**DO THIS**
Write out each line beneath this one exactly as it reads.

Stored records:
** START **

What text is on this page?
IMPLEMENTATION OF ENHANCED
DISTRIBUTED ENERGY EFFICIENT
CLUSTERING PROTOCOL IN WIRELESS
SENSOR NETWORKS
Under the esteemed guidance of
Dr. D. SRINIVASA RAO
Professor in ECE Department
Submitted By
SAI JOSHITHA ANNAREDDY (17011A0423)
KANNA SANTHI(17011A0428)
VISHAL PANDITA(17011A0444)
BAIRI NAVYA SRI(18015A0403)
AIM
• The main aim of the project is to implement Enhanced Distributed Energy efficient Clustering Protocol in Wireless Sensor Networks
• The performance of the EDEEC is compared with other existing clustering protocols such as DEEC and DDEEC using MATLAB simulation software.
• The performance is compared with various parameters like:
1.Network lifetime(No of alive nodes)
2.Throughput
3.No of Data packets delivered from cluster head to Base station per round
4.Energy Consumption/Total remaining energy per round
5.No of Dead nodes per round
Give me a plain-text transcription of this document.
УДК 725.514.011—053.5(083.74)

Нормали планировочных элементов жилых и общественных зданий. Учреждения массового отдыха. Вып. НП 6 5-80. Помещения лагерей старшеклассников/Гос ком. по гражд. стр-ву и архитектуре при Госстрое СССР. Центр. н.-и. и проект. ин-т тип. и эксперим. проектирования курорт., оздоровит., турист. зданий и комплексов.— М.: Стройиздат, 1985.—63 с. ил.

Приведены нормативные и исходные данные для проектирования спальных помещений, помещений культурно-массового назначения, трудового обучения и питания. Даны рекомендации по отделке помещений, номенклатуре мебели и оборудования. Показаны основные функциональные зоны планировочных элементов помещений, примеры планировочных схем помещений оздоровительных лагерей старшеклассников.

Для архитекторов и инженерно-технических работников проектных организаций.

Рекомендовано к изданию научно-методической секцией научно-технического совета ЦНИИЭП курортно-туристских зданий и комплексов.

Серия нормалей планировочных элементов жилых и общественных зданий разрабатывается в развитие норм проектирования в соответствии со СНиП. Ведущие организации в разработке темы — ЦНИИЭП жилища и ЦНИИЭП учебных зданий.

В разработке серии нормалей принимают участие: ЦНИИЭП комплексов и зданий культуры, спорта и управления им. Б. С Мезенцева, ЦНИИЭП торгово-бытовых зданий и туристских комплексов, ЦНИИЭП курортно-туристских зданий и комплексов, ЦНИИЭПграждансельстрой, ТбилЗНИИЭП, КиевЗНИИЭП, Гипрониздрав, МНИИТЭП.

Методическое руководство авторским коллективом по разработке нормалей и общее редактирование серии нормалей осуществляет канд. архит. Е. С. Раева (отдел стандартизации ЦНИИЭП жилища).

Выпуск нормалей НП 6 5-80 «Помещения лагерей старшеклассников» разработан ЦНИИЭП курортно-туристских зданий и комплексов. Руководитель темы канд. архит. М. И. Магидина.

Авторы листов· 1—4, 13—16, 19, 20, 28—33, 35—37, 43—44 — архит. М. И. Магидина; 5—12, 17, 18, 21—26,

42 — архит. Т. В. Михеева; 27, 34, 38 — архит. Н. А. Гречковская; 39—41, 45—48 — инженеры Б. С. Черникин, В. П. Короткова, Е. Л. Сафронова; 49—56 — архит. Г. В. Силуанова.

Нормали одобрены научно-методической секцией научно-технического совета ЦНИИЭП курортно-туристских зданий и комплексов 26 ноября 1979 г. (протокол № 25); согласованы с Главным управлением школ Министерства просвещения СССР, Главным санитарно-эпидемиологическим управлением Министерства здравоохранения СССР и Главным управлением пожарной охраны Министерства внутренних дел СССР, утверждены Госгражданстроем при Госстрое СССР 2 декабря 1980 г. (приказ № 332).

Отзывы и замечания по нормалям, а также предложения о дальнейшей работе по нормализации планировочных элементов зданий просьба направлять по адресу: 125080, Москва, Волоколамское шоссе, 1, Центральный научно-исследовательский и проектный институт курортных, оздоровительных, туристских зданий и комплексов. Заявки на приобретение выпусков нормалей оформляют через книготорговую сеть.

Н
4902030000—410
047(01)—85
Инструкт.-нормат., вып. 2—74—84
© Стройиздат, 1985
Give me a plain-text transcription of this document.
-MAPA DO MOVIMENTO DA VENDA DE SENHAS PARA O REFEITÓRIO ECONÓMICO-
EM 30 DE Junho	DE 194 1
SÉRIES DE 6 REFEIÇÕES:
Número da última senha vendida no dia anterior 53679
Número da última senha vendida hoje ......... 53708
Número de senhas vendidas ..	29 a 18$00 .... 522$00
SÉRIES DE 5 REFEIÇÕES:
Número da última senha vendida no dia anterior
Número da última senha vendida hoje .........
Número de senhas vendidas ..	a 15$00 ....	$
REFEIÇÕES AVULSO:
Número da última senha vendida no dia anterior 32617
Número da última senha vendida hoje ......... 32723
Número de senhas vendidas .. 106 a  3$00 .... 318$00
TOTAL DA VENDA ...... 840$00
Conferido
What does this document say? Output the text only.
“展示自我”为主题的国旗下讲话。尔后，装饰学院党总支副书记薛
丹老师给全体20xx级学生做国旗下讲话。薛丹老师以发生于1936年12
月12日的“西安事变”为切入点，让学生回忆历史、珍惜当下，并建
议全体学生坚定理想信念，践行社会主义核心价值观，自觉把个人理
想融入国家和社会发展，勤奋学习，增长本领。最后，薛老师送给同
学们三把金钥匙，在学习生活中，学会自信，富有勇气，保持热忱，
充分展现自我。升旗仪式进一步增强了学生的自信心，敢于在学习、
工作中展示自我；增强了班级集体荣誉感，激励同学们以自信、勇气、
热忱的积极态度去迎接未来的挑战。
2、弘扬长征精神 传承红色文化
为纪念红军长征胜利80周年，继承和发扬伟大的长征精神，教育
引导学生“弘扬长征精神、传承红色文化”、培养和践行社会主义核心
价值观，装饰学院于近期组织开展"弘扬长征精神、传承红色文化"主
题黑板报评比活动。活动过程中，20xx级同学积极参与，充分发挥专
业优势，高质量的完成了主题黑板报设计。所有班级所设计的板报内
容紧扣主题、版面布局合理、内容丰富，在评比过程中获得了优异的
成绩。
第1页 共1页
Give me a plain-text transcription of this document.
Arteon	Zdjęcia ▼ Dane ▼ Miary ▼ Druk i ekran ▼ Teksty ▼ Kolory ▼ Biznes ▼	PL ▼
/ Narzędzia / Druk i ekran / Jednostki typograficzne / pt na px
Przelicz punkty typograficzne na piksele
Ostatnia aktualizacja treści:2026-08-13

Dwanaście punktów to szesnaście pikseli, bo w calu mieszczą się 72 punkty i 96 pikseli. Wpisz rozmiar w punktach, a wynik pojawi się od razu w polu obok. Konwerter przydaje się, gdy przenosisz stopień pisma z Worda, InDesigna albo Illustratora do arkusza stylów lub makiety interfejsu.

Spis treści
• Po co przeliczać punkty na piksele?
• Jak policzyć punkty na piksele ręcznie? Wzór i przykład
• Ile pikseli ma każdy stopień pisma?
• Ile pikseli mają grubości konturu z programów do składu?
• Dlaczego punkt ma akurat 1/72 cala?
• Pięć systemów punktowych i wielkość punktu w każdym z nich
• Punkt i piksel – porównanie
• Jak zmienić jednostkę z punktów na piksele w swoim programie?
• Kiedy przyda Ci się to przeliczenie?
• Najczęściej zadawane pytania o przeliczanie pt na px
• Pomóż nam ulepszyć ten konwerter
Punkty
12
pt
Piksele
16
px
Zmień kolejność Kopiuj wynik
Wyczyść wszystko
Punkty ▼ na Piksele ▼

** END **

**WRITTEN RESPONSE**
What text is on this page?
IMPLEMENTATION OF ENHANCED
DISTRIBUTED ENERGY EFFICIENT
CLUSTERING PROTOCOL IN WIRELESS
SENSOR NETWORKS
Under the esteemed guidance of
Dr. D. SRINIVASA RAO
Professor in ECE Department
Submitted By
SAI JOSHITHA ANNAREDDY (17011A0423)
KANNA SANTHI(17011A0428)
VISHAL PANDITA(17011A0444)
BAIRI NAVYA SRI(18015A0403)
AIM
• The main aim of the project is to implement Enhanced Distributed Energy efficient Clustering Protocol in Wireless Sensor Networks
• The performance of the EDEEC is compared with other existing clustering protocols such as DEEC and DDEEC using MATLAB simulation software.
• The performance is compared with various parameters like:
1.Network lifetime(No of alive nodes)
2.Throughput
3.No of Data packets delivered from cluster head to Base station per round
4.Energy Consumption/Total remaining energy per round
5.No of Dead nodes per round
Give me a plain-text transcription of this document.
УДК 725.514.011—053.5(083.74)

Нормали планировочных элементов жилых и общественных зданий. Учреждения массового отдыха. Вып. НП 6 5-80. Помещения лагерей старшеклассников/Гос ком. по гражд. стр-ву и архитектуре при Госстрое СССР. Центр. н.-и. и проект. ин-т тип. и эксперим. проектирования курорт., оздоровит., турист. зданий и комплексов.— М.: Стройиздат, 1985.—63 с. ил.

Приведены нормативные и исходные данные для проектирования спальных помещений, помещений культурно-массового назначения, трудового обучения и питания. Даны рекомендации по отделке помещений, номенклатуре мебели и оборудования. Показаны основные функциональные зоны планировочных элементов помещений, примеры планировочных схем помещений оздоровительных лагерей старшеклассников.

Для архитекторов и инженерно-технических работников проектных организаций.

Рекомендовано к изданию научно-методической секцией научно-технического совета ЦНИИЭП курортно-туристских зданий и комплексов.

Серия нормалей планировочных элементов жилых и общественных зданий разрабатывается в развитие норм проектирования в соответствии со СНиП. Ведущие организации в разработке темы — ЦНИИЭП жилища и ЦНИИЭП учебных зданий.

В разработке серии нормалей принимают участие: ЦНИИЭП комплексов и зданий культуры, спорта и управления им. Б. С Мезенцева, ЦНИИЭП торгово-бытовых зданий и туристских комплексов, ЦНИИЭП курортно-туристских зданий и комплексов, ЦНИИЭПграждансельстрой, ТбилЗНИИЭП, КиевЗНИИЭП, Гипрониздрав, МНИИТЭП.

Методическое руководство авторским коллективом по разработке нормалей и общее редактирование серии нормалей осуществляет канд. архит. Е. С. Раева (отдел стандартизации ЦНИИЭП жилища).

Выпуск нормалей НП 6 5-80 «Помещения лагерей старшеклассников» разработан ЦНИИЭП курортно-туристских зданий и комплексов. Руководитель темы канд. архит. М. И. Магидина.

Авторы листов· 1—4, 13—16, 19, 20, 28—33, 35—37, 43—44 — архит. М. И. Магидина; 5—12, 17, 18, 21—26,

42 — архит. Т. В. Михеева; 27, 34, 38 — архит. Н. А. Гречковская; 39—41, 45—48 — инженеры Б. С. Черникин, В. П. Короткова, Е. Л. Сафронова; 49—56 — архит. Г. В. Силуанова.

Нормали одобрены научно-методической секцией научно-технического совета ЦНИИЭП курортно-туристских зданий и комплексов 26 ноября 1979 г. (протокол № 25); согласованы с Главным управлением школ Министерства просвещения СССР, Главным санитарно-эпидемиологическим управлением Министерства здравоохранения СССР и Главным управлением пожарной охраны Министерства внутренних дел СССР, утверждены Госгражданстроем при Госстрое СССР 2 декабря 1980 г. (приказ № 332).

Отзывы и замечания по нормалям, а также предложения о дальнейшей работе по нормализации планировочных элементов зданий просьба направлять по адресу: 125080, Москва, Волоколамское шоссе, 1, Центральный научно-исследовательский и проектный институт курортных, оздоровительных, туристских зданий и комплексов. Заявки на приобретение выпусков нормалей оформляют через книготорговую сеть.

Н
4902030000—410
047(01)—85
Инструкт.-нормат., вып. 2—74—84
© Стройиздат, 1985
Give me a plain-text transcription of this document.
-MAPA DO MOVIMENTO DA VENDA DE SENHAS PARA O REFEITÓRIO ECONÓMICO-
EM 30 DE Junho	DE 194 1
SÉRIES DE 6 REFEIÇÕES:
Número da última senha vendida no dia anterior 53679
Número da última senha vendida hoje ......... 53708
Número de senhas vendidas ..	29 a 18$00 .... 522$00
SÉRIES DE 5 REFEIÇÕES:
Número da última senha vendida no dia anterior
Número da última senha vendida hoje .........
Número de senhas vendidas ..	a 15$00 ....	$
REFEIÇÕES AVULSO:
Número da última senha vendida no dia anterior 32617
Número da última senha vendida hoje ......... 32723
Número de senhas vendidas .. 106 a  3$00 .... 318$00
TOTAL DA VENDA ...... 840$00
Conferido
What does this document say? Output the text only.
“展示自我”为主题的国旗下讲话。尔后，装饰学院党总支副书记薛
丹老师给全体20xx级学生做国旗下讲话。薛丹老师以发生于1936年12
月12日的“西安事变”为切入点，让学生回忆历史、珍惜当下，并建
议全体学生坚定理想信念，践行社会主义核心价值观，自觉把个人理
想融入国家和社会发展，勤奋学习，增长本领。最后，薛老师送给同
学们三把金钥匙，在学习生活中，学会自信，富有勇气，保持热忱，
充分展现自我。升旗仪式进一步增强了学生的自信心，敢于在学习、
工作中展示自我；增强了班级集体荣誉感，激励同学们以自信、勇气、
热忱的积极态度去迎接未来的挑战。
2、弘扬长征精神 传承红色文化
为纪念红军长征胜利80周年，继承和发扬伟大的长征精神，教育
引导学生“弘扬长征精神、传承红色文化”、培养和践行社会主义核心
价值观，装饰学院于近期组织开展"弘扬长征精神、传承红色文化"主
题黑板报评比活动。活动过程中，20xx级同学积极参与，充分发挥专
业优势，高质量的完成了主题黑板报设计。所有班级所设计的板报内
容紧扣主题、版面布局合理、内容丰富，在评比过程中获得了优异的
成绩。
第1页 共1页
Give me a plain-text transcription of this document.
Arteon	Zdjęcia ▼ Dane ▼ Miary ▼ Druk i ekran ▼ Teksty ▼ Kolory ▼ Biznes ▼	PL ▼
/ Narzędzia / Druk i ekran / Jednostki typograficzne / pt na px
Przelicz punkty typograficzne na piksele
Ostatnia aktualizacja treści:2026-08-13

Dwanaście punktów to szesnaście pikseli, bo w calu mieszczą się 72 punkty i 96 pikseli. Wpisz rozmiar w punktach, a wynik pojawi się od razu w polu obok. Konwerter przydaje się, gdy przenosisz stopień pisma z Worda, InDesigna albo Illustratora do arkusza stylów lub makiety interfejsu.

Spis treści
• Po co przeliczać punkty na piksele?
• Jak policzyć punkty na piksele ręcznie? Wzór i przykład
• Ile pikseli ma każdy stopień pisma?
• Ile pikseli mają grubości konturu z programów do składu?
• Dlaczego punkt ma akurat 1/72 cala?
• Pięć systemów punktowych i wielkość punktu w każdym z nich
• Punkt i piksel – porównanie
• Jak zmienić jednostkę z punktów na piksele w swoim programie?
• Kiedy przyda Ci się to przeliczenie?
• Najczęściej zadawane pytania o przeliczanie pt na px
• Pomóż nam ulepszyć ten konwerter
Punkty
12
pt
Piksele
16
px
Zmień kolejność Kopiuj wynik
Wyczyść wszystko
Punkty ▼ na Piksele ▼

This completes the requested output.